*What you are asked to do*:
Your answer should be a single number: the count of lines containing "true".

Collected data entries

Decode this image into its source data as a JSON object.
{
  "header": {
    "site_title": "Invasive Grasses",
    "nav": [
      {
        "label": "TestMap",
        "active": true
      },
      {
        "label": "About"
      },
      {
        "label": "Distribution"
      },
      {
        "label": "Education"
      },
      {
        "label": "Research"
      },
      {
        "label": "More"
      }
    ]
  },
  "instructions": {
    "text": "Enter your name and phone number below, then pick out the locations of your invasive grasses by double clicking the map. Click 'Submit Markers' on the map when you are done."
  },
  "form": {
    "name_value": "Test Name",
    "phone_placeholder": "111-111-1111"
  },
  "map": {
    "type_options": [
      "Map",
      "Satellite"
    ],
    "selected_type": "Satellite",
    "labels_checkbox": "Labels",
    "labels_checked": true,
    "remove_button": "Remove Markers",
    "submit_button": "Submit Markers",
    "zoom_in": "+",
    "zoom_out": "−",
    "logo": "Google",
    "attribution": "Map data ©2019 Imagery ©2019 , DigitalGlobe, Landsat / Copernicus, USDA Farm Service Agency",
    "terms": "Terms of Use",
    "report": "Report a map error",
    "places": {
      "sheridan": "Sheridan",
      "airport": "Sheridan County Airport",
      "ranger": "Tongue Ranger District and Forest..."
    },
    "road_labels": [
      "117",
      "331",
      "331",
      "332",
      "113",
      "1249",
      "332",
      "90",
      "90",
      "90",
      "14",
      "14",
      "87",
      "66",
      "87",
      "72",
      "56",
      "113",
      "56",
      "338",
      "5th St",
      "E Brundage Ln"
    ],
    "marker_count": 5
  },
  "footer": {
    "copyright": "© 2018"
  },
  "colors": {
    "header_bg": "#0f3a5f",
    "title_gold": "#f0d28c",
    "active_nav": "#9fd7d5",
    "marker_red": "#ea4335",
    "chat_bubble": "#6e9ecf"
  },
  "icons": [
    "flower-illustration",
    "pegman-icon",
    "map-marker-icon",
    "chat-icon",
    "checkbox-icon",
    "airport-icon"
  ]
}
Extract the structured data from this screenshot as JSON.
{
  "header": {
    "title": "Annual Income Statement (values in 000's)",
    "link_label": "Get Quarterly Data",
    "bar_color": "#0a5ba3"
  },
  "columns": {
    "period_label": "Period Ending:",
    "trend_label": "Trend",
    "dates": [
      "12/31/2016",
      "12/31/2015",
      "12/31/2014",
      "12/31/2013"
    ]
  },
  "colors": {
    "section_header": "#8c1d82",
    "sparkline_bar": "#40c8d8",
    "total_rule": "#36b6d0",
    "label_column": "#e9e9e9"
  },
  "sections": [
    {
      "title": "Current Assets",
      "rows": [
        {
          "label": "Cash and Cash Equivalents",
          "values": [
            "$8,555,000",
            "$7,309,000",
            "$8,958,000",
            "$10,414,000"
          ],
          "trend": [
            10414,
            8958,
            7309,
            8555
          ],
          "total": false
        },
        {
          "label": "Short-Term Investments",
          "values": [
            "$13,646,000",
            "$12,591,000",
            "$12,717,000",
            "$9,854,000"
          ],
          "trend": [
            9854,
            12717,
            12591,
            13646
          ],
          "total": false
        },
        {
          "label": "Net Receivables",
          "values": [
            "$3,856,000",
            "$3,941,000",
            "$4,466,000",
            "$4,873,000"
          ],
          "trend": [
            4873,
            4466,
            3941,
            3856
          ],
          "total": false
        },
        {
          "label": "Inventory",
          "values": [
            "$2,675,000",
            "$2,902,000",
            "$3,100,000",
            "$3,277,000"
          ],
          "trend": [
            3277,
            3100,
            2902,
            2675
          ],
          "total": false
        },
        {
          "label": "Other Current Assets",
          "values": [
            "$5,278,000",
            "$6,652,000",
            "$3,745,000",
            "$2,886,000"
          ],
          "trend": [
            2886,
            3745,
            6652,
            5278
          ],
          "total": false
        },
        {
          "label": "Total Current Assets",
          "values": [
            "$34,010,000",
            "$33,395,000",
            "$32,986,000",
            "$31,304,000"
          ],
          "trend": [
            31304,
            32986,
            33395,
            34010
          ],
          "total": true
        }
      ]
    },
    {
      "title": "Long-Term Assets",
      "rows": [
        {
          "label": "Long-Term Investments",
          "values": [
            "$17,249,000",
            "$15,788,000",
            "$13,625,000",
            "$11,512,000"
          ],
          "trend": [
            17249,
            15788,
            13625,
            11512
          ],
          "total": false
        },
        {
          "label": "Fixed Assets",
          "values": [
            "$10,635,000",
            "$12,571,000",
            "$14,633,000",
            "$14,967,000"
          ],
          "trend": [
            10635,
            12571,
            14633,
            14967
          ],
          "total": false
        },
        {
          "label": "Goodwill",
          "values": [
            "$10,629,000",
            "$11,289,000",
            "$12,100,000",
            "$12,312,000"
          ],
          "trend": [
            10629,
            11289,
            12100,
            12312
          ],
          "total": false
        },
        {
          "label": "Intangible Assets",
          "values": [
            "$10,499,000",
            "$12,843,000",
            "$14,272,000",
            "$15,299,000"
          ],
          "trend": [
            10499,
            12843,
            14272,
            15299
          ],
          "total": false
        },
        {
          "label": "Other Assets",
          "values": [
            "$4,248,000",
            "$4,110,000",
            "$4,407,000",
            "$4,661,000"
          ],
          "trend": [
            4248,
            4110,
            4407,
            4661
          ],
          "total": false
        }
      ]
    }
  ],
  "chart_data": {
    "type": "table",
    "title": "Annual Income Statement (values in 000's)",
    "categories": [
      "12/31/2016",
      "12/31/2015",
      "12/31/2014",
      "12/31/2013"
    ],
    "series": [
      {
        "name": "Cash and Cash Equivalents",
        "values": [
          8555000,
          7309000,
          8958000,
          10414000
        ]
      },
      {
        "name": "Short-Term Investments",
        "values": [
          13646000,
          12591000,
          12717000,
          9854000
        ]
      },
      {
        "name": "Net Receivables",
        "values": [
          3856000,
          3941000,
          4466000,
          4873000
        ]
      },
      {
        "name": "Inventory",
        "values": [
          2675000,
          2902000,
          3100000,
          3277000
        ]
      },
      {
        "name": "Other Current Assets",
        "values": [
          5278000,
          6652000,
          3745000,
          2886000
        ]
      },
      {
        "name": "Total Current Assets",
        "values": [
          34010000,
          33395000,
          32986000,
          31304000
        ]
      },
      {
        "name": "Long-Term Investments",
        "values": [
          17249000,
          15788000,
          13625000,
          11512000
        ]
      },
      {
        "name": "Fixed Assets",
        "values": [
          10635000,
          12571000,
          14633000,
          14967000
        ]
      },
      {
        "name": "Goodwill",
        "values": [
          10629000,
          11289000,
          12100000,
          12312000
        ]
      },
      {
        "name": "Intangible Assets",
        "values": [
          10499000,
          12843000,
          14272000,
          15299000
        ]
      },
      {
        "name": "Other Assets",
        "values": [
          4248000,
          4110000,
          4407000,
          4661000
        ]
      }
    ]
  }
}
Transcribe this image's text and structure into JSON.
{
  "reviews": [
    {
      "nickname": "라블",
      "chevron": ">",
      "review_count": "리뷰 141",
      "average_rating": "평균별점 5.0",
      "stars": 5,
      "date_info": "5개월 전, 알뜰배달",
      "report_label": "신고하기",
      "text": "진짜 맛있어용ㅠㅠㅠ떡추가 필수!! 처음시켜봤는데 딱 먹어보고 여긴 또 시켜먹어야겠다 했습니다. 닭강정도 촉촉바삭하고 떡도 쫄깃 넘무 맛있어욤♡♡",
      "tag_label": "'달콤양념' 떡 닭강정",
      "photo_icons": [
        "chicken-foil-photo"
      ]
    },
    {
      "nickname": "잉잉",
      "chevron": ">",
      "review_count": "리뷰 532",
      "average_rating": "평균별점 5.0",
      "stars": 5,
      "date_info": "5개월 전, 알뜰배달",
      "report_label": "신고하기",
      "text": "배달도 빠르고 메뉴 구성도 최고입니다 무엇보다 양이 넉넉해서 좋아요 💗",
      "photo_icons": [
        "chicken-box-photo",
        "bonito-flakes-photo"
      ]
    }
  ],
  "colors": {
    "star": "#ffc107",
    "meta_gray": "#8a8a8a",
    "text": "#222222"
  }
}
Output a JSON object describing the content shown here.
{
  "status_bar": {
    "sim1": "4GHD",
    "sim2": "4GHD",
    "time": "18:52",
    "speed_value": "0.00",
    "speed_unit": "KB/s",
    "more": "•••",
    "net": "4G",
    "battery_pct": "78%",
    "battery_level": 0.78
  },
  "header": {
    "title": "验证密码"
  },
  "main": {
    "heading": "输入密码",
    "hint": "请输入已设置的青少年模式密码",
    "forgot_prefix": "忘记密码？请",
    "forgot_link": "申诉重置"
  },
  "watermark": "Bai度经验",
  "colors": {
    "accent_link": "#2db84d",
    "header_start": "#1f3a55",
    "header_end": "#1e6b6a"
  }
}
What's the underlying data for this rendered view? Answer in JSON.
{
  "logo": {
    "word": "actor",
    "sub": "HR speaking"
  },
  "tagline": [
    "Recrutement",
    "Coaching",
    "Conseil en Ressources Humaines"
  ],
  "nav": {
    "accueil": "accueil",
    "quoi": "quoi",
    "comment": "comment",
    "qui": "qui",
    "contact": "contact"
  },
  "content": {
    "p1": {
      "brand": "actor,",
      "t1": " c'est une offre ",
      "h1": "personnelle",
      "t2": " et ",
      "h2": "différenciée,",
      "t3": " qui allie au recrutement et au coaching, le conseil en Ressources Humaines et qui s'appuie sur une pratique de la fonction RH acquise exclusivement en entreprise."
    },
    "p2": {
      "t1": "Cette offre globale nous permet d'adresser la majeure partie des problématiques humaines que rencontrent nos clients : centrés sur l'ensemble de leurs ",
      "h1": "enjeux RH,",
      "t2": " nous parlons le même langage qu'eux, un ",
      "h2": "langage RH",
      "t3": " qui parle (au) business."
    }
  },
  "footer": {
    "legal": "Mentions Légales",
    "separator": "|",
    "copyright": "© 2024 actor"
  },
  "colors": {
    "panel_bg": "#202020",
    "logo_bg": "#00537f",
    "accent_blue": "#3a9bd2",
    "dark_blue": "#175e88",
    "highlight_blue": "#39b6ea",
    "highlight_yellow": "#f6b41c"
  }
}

*Problem solution*:
3